▶ **TASK DIRECTIONS**: Pick out every line holding the string "ylabel" and copy it.

(Data entries)

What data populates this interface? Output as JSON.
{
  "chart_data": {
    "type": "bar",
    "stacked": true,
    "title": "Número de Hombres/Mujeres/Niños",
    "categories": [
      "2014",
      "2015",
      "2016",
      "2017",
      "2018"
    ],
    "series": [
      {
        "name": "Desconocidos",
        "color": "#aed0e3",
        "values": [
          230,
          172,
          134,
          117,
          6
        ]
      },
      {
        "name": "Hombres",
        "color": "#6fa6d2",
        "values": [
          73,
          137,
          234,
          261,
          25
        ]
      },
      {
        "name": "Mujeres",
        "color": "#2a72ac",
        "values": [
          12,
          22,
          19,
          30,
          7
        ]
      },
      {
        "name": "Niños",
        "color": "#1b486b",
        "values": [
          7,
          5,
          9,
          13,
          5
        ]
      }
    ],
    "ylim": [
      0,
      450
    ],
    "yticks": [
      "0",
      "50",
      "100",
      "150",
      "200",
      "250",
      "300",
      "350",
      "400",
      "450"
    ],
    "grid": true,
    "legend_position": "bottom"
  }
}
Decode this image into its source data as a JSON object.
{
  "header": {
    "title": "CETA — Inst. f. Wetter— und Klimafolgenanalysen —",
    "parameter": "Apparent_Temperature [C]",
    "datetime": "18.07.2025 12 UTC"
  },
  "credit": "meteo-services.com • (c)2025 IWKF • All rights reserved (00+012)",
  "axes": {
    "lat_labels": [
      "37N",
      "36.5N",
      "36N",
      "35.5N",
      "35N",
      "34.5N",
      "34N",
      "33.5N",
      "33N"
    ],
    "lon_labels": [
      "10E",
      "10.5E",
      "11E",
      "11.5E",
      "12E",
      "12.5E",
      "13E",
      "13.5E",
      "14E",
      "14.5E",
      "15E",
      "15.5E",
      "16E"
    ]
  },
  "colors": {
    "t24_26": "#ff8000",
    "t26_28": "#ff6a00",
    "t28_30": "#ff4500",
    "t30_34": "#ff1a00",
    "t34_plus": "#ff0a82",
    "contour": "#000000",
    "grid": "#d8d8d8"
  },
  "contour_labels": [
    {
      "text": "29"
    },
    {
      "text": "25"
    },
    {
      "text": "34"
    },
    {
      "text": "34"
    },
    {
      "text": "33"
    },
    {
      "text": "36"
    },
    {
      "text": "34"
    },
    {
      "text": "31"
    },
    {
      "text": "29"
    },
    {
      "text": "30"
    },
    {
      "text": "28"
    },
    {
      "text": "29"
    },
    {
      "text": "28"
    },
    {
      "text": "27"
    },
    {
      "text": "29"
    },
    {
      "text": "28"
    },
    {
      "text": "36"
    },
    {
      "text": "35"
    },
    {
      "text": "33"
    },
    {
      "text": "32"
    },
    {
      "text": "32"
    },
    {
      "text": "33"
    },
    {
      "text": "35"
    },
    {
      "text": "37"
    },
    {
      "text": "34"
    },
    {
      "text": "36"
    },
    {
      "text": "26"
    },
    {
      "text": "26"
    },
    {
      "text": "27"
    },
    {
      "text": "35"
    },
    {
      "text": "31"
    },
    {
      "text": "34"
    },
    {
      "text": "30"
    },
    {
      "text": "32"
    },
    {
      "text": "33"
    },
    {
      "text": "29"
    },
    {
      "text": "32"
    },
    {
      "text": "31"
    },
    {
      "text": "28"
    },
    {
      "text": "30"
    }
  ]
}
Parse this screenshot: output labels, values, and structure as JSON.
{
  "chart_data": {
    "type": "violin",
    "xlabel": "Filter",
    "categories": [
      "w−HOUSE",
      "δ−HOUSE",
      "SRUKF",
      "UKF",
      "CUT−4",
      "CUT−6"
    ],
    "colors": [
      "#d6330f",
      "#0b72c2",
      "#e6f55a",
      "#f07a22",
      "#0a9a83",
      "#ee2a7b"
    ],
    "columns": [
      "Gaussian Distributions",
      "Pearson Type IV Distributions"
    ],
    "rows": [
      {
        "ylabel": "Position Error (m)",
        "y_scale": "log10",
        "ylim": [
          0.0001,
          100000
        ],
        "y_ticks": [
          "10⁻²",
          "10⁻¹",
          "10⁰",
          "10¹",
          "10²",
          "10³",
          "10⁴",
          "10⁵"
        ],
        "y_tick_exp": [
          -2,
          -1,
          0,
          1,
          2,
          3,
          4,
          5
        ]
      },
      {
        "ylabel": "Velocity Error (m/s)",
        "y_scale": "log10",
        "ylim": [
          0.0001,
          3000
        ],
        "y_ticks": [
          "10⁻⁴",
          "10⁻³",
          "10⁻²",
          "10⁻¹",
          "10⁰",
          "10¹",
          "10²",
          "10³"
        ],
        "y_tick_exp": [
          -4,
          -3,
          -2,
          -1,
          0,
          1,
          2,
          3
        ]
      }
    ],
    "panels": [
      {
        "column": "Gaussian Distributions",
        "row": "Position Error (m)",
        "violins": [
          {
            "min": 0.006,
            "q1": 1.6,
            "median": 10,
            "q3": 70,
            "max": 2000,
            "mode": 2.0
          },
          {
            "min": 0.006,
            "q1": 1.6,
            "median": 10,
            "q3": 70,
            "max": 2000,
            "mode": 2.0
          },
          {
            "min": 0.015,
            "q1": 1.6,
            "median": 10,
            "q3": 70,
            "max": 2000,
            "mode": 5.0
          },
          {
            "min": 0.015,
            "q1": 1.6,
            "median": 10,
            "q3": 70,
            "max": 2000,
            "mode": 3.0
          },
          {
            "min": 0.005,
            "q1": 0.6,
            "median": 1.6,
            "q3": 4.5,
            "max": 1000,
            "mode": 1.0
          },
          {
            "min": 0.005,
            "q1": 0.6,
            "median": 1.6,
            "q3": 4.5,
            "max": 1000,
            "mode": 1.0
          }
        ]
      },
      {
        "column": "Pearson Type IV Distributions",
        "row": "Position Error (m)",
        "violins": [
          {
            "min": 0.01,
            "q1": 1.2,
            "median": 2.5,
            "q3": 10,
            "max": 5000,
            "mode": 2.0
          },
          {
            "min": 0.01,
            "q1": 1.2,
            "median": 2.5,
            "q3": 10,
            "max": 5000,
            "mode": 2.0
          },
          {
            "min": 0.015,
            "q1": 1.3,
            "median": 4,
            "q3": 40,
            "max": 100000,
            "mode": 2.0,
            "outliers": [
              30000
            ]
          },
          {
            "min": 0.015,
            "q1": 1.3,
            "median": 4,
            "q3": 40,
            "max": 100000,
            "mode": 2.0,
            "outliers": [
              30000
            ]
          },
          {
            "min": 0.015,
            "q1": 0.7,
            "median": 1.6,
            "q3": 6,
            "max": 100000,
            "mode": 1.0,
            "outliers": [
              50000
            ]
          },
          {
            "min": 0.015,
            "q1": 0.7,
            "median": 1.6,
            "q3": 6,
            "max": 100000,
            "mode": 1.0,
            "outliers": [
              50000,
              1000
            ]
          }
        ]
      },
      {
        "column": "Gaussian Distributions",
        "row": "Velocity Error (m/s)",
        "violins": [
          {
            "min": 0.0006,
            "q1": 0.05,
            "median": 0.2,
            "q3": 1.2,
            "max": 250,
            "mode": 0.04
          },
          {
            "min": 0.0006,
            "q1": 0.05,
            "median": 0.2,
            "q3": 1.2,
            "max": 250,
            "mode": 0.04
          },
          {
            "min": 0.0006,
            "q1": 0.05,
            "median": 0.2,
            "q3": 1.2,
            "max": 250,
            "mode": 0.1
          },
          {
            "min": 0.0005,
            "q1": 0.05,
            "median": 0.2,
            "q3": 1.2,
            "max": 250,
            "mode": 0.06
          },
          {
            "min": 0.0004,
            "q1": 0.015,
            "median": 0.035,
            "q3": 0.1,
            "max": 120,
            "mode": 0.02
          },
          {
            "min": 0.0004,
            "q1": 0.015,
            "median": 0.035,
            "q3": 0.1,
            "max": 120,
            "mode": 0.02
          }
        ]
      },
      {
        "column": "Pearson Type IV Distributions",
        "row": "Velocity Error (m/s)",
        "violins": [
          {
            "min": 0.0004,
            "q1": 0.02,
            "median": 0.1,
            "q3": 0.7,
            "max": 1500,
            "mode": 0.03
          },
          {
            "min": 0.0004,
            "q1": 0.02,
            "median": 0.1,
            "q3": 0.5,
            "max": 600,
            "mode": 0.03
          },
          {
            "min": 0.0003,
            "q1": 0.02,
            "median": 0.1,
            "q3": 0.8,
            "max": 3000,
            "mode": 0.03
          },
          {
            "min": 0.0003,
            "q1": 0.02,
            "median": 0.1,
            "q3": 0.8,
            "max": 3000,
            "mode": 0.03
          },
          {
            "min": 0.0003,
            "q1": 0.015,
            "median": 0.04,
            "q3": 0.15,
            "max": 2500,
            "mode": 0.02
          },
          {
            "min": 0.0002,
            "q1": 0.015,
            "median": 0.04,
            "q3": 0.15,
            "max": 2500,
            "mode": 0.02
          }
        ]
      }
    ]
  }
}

▶ **TASK OUTPUT**:
        "ylabel": "Position Error (m)",
        "ylabel": "Velocity Error (m/s)",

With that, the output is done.